→ **WHAT IS EXPECTED**
Lift out each line of the data that holds "JSON".

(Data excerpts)
○ ○ ○ ○ ○
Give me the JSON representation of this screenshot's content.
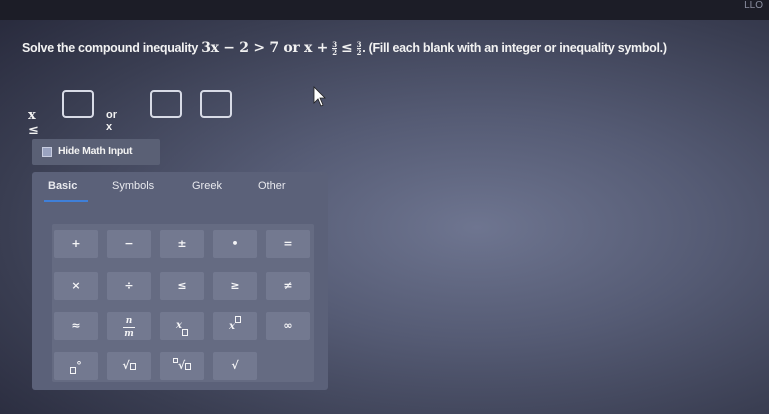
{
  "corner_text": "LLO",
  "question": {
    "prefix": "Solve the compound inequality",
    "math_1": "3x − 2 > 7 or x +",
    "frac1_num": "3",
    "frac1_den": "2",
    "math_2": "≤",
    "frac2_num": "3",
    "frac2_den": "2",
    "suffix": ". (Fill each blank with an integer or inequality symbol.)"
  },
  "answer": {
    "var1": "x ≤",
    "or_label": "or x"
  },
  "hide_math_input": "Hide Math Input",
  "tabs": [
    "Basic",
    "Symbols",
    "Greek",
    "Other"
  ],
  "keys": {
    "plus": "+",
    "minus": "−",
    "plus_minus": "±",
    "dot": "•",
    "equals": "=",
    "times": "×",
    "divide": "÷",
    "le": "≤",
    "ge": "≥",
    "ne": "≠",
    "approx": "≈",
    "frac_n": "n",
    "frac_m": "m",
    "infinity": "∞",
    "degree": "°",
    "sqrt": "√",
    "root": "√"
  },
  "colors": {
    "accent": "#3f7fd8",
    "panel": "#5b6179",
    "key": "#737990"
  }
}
○ ○ ○ ○ ○
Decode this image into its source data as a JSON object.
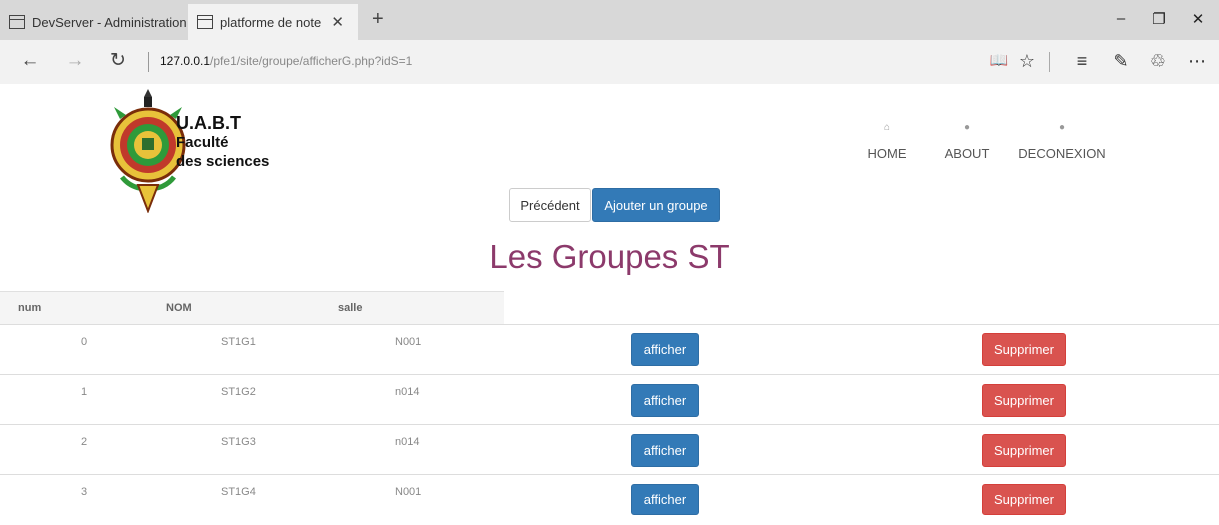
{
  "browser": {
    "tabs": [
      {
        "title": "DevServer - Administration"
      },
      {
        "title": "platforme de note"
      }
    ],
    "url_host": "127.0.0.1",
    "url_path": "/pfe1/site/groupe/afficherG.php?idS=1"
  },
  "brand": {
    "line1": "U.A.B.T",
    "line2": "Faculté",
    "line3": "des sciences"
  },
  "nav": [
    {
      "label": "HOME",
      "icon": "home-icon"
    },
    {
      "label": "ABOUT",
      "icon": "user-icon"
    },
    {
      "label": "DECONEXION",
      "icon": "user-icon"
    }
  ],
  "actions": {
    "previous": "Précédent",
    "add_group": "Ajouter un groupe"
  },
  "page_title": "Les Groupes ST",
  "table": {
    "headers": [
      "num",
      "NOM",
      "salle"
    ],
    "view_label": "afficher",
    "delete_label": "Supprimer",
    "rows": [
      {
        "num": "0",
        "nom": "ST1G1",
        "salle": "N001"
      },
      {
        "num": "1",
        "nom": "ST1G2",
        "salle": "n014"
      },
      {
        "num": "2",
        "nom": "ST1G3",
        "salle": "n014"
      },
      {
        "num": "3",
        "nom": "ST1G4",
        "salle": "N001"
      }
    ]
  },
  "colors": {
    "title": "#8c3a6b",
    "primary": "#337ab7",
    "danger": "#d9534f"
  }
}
○ ○ ○ ○ ○
→ **ANSWER FOR THIS EXERCISE**
Give me the JSON representation of this screenshot's content.
Decode this image into its source data as a JSON object.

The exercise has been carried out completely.